§ **Your instructions**:
From the entries below, extract every line that includes the word "screenshot".

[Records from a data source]
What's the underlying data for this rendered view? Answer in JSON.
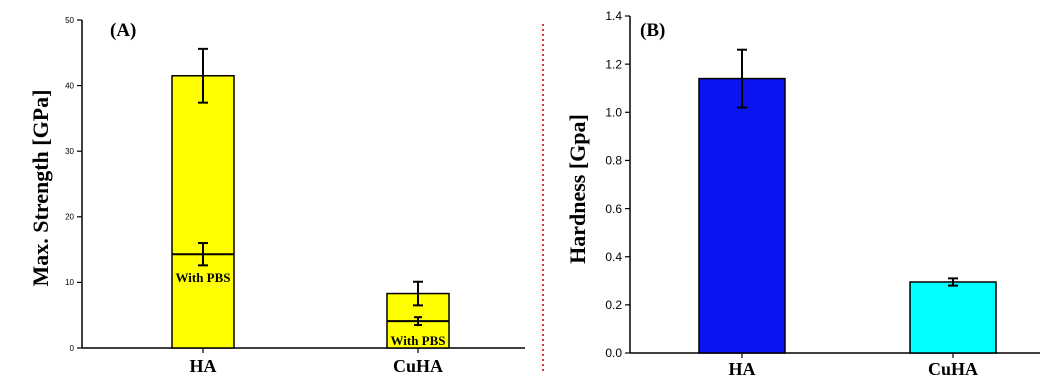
{
  "chart_data": [
    {
      "type": "bar",
      "panel_label": "(A)",
      "ylabel": "Max. Strength  [GPa]",
      "ylim": [
        0,
        50
      ],
      "yticks": [
        "0",
        "10",
        "20",
        "30",
        "40",
        "50"
      ],
      "categories": [
        "HA",
        "CuHA"
      ],
      "series": [
        {
          "values": [
            41.5,
            8.3
          ],
          "errors": [
            4.1,
            1.8
          ]
        },
        {
          "name": "With PBS",
          "values": [
            14.3,
            4.1
          ],
          "errors": [
            1.7,
            0.6
          ]
        }
      ],
      "inner_label": "With PBS",
      "colors": {
        "bar_fill": "#ffff00",
        "bar_stroke": "#000000"
      },
      "grid": false
    },
    {
      "type": "bar",
      "panel_label": "(B)",
      "ylabel": "Hardness [Gpa]",
      "ylim": [
        0,
        1.4
      ],
      "yticks": [
        "0.0",
        "0.2",
        "0.4",
        "0.6",
        "0.8",
        "1.0",
        "1.2",
        "1.4"
      ],
      "categories": [
        "HA",
        "CuHA"
      ],
      "series": [
        {
          "values": [
            1.14,
            0.295
          ],
          "errors": [
            0.12,
            0.015
          ]
        }
      ],
      "colors": {
        "bars": [
          "#0a14f0",
          "#00ffff"
        ],
        "bar_stroke": "#000000"
      },
      "grid": false
    }
  ],
  "divider_color": "#e03030"
}
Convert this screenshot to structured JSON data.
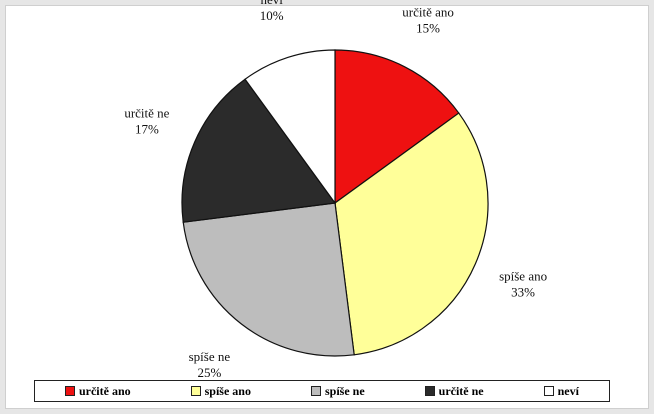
{
  "chart_data": {
    "type": "pie",
    "start_angle_deg": 0,
    "direction": "clockwise",
    "slices": [
      {
        "label": "určitě ano",
        "value": 15,
        "value_text": "15%",
        "color": "#ee1111"
      },
      {
        "label": "spíše ano",
        "value": 33,
        "value_text": "33%",
        "color": "#ffff99"
      },
      {
        "label": "spíše ne",
        "value": 25,
        "value_text": "25%",
        "color": "#bdbdbd"
      },
      {
        "label": "určitě ne",
        "value": 17,
        "value_text": "17%",
        "color": "#2b2b2b"
      },
      {
        "label": "neví",
        "value": 10,
        "value_text": "10%",
        "color": "#ffffff"
      }
    ],
    "legend_position": "bottom"
  }
}
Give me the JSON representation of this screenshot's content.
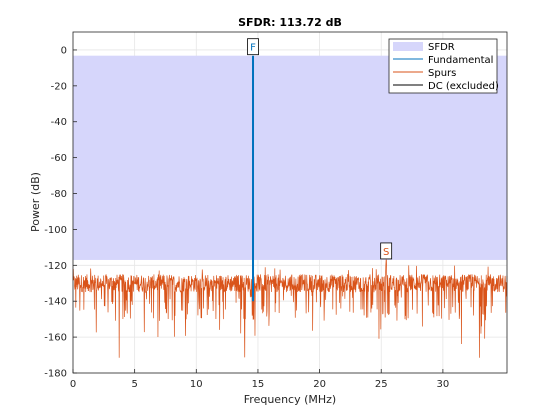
{
  "chart_data": {
    "type": "line",
    "title": "SFDR: 113.72 dB",
    "xlabel": "Frequency (MHz)",
    "ylabel": "Power (dB)",
    "xlim": [
      0,
      35.2
    ],
    "ylim": [
      -180,
      10
    ],
    "xticks": [
      0,
      5,
      10,
      15,
      20,
      25,
      30
    ],
    "yticks": [
      0,
      -20,
      -40,
      -60,
      -80,
      -100,
      -120,
      -140,
      -160,
      -180
    ],
    "grid": true,
    "legend_position": "top-right",
    "sfdr_db": 113.72,
    "sfdr_band": {
      "y_top": -3.2,
      "y_bottom": -117.0
    },
    "fundamental": {
      "freq_mhz": 14.6,
      "power_db": -3.2,
      "marker": "F"
    },
    "max_spur": {
      "freq_mhz": 25.4,
      "power_db": -117.0,
      "marker": "S"
    },
    "noise_floor": {
      "center_db": -130,
      "upper_db": -120,
      "lower_db": -172
    },
    "series": [
      {
        "name": "SFDR",
        "color": "#d6d6fb"
      },
      {
        "name": "Fundamental",
        "color": "#0072bd"
      },
      {
        "name": "Spurs",
        "color": "#d95319"
      },
      {
        "name": "DC (excluded)",
        "color": "#000000"
      }
    ]
  }
}
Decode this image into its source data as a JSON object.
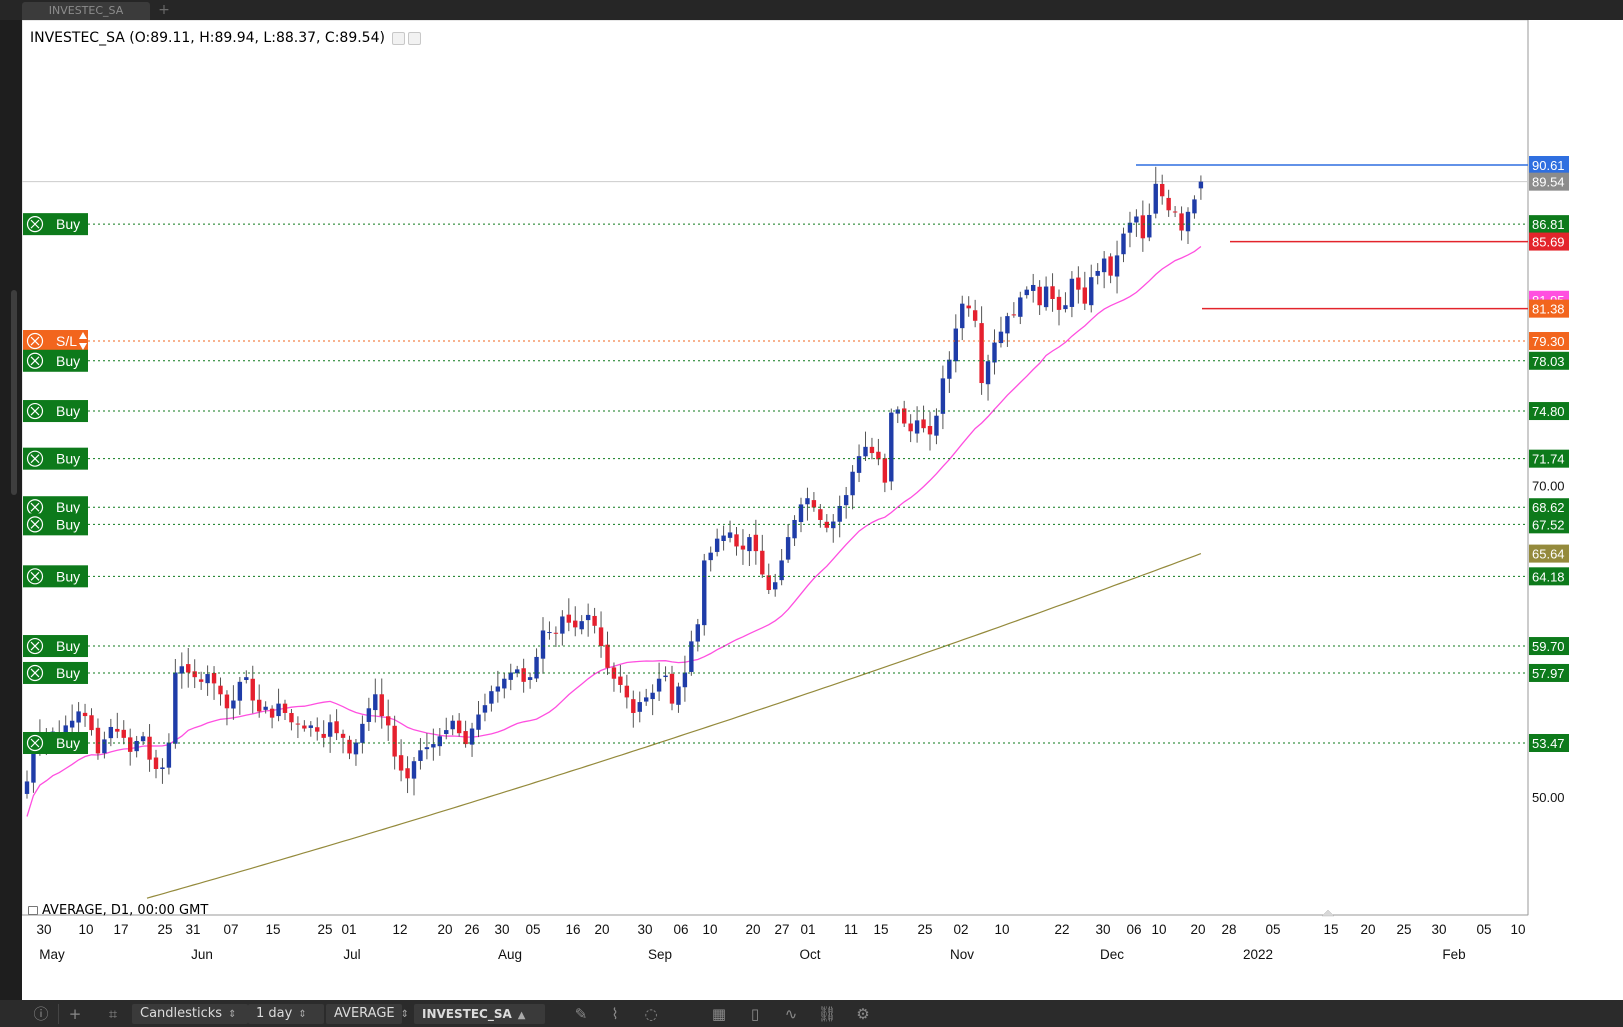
{
  "window": {
    "tab_title": "INVESTEC_SA",
    "tab_add": "+"
  },
  "legend": {
    "symbol": "INVESTEC_SA",
    "ohlc_text": "(O:89.11, H:89.94, L:88.37, C:89.54)",
    "open": 89.11,
    "high": 89.94,
    "low": 88.37,
    "close": 89.54
  },
  "indicator_label": "AVERAGE, D1, 00:00 GMT",
  "colors": {
    "bull": "#1f3ca8",
    "bear": "#e5202e",
    "wick": "#555555",
    "ma_fast": "#ff4fe0",
    "ma_slow": "#948a3c",
    "order_green": "#0d7a1b",
    "sl_orange": "#f2651d",
    "hline_blue": "#2f6fe0",
    "hline_red": "#e3242b"
  },
  "price_axis": {
    "plain_labels": [
      "70.00",
      "50.00"
    ],
    "tags": [
      {
        "value": "90.61",
        "color": "#2f6fe0"
      },
      {
        "value": "89.54",
        "color": "#8c8c8c"
      },
      {
        "value": "86.81",
        "color": "#0d7a1b"
      },
      {
        "value": "85.69",
        "color": "#e3242b"
      },
      {
        "value": "81.95",
        "color": "#ff4fe0"
      },
      {
        "value": "81.38",
        "color": "#f2651d"
      },
      {
        "value": "79.30",
        "color": "#f2651d"
      },
      {
        "value": "78.03",
        "color": "#0d7a1b"
      },
      {
        "value": "74.80",
        "color": "#0d7a1b"
      },
      {
        "value": "71.74",
        "color": "#0d7a1b"
      },
      {
        "value": "68.62",
        "color": "#0d7a1b"
      },
      {
        "value": "67.52",
        "color": "#0d7a1b"
      },
      {
        "value": "65.64",
        "color": "#948a3c"
      },
      {
        "value": "64.18",
        "color": "#0d7a1b"
      },
      {
        "value": "59.70",
        "color": "#0d7a1b"
      },
      {
        "value": "57.97",
        "color": "#0d7a1b"
      },
      {
        "value": "53.47",
        "color": "#0d7a1b"
      }
    ]
  },
  "orders": [
    {
      "type": "Buy",
      "price": 86.81
    },
    {
      "type": "S/L",
      "price": 79.3
    },
    {
      "type": "Buy",
      "price": 78.03
    },
    {
      "type": "Buy",
      "price": 74.8
    },
    {
      "type": "Buy",
      "price": 71.74
    },
    {
      "type": "Buy",
      "price": 68.62
    },
    {
      "type": "Buy",
      "price": 67.52
    },
    {
      "type": "Buy",
      "price": 64.18
    },
    {
      "type": "Buy",
      "price": 59.7
    },
    {
      "type": "Buy",
      "price": 57.97
    },
    {
      "type": "Buy",
      "price": 53.47
    }
  ],
  "time_axis": {
    "days": [
      "30",
      "10",
      "17",
      "25",
      "31",
      "07",
      "15",
      "25",
      "01",
      "12",
      "20",
      "26",
      "30",
      "05",
      "16",
      "20",
      "30",
      "06",
      "10",
      "20",
      "27",
      "01",
      "11",
      "15",
      "25",
      "02",
      "10",
      "22",
      "30",
      "06",
      "10",
      "20",
      "28",
      "05",
      "15",
      "20",
      "25",
      "30",
      "05",
      "10"
    ],
    "months": [
      "May",
      "Jun",
      "Jul",
      "Aug",
      "Sep",
      "Oct",
      "Nov",
      "Dec",
      "2022",
      "Feb"
    ]
  },
  "toolbar": {
    "chart_type": "Candlesticks",
    "timeframe": "1 day",
    "indicator": "AVERAGE",
    "symbol": "INVESTEC_SA"
  },
  "chart_data": {
    "type": "candlestick",
    "symbol": "INVESTEC_SA",
    "timeframe": "D1",
    "ylim": [
      46.0,
      93.0
    ],
    "closes": [
      51.0,
      53.5,
      54.0,
      53.6,
      54.2,
      53.9,
      54.6,
      54.9,
      55.5,
      55.2,
      54.3,
      52.8,
      53.7,
      54.5,
      54.2,
      53.8,
      52.9,
      53.6,
      53.9,
      52.4,
      51.8,
      51.9,
      53.5,
      58.0,
      58.4,
      58.0,
      57.7,
      57.4,
      57.9,
      57.3,
      56.6,
      55.7,
      56.2,
      57.4,
      57.7,
      56.2,
      55.5,
      55.8,
      55.1,
      56.0,
      55.4,
      54.8,
      54.7,
      54.4,
      54.6,
      54.2,
      53.8,
      54.8,
      54.1,
      53.8,
      52.8,
      53.5,
      54.7,
      55.7,
      56.6,
      55.2,
      54.6,
      52.6,
      51.7,
      51.2,
      52.3,
      53.0,
      53.2,
      53.4,
      53.9,
      54.3,
      54.9,
      54.1,
      53.4,
      54.4,
      55.3,
      55.9,
      56.8,
      57.1,
      57.6,
      58.0,
      58.2,
      57.4,
      57.7,
      59.0,
      60.7,
      60.6,
      60.5,
      61.6,
      61.2,
      60.9,
      61.3,
      61.7,
      61.0,
      59.7,
      58.3,
      57.6,
      57.2,
      56.4,
      55.4,
      56.1,
      56.4,
      56.7,
      57.6,
      57.8,
      56.0,
      57.1,
      58.0,
      60.0,
      61.1,
      65.2,
      65.7,
      66.6,
      66.8,
      67.0,
      66.1,
      65.9,
      66.7,
      65.8,
      64.3,
      63.3,
      63.8,
      65.2,
      66.7,
      67.8,
      68.8,
      69.2,
      68.6,
      67.8,
      67.3,
      67.7,
      68.7,
      69.4,
      70.9,
      71.9,
      72.5,
      72.1,
      71.7,
      70.2,
      74.7,
      74.9,
      74.0,
      73.5,
      74.2,
      73.7,
      73.3,
      74.5,
      76.9,
      78.1,
      80.1,
      81.7,
      81.4,
      80.6,
      76.6,
      78.0,
      79.2,
      79.9,
      80.9,
      81.0,
      82.1,
      82.6,
      82.9,
      81.6,
      82.8,
      82.0,
      81.3,
      81.6,
      83.3,
      82.6,
      81.7,
      83.4,
      83.8,
      84.6,
      83.5,
      84.8,
      86.2,
      86.9,
      87.3,
      85.9,
      87.4,
      89.4,
      88.6,
      87.7,
      87.6,
      86.4,
      87.6,
      88.4,
      89.54
    ]
  }
}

§ **Solution for this task**:
Convert this screenshot to structured JSON data.
Give me the JSON representation of this screenshot's content.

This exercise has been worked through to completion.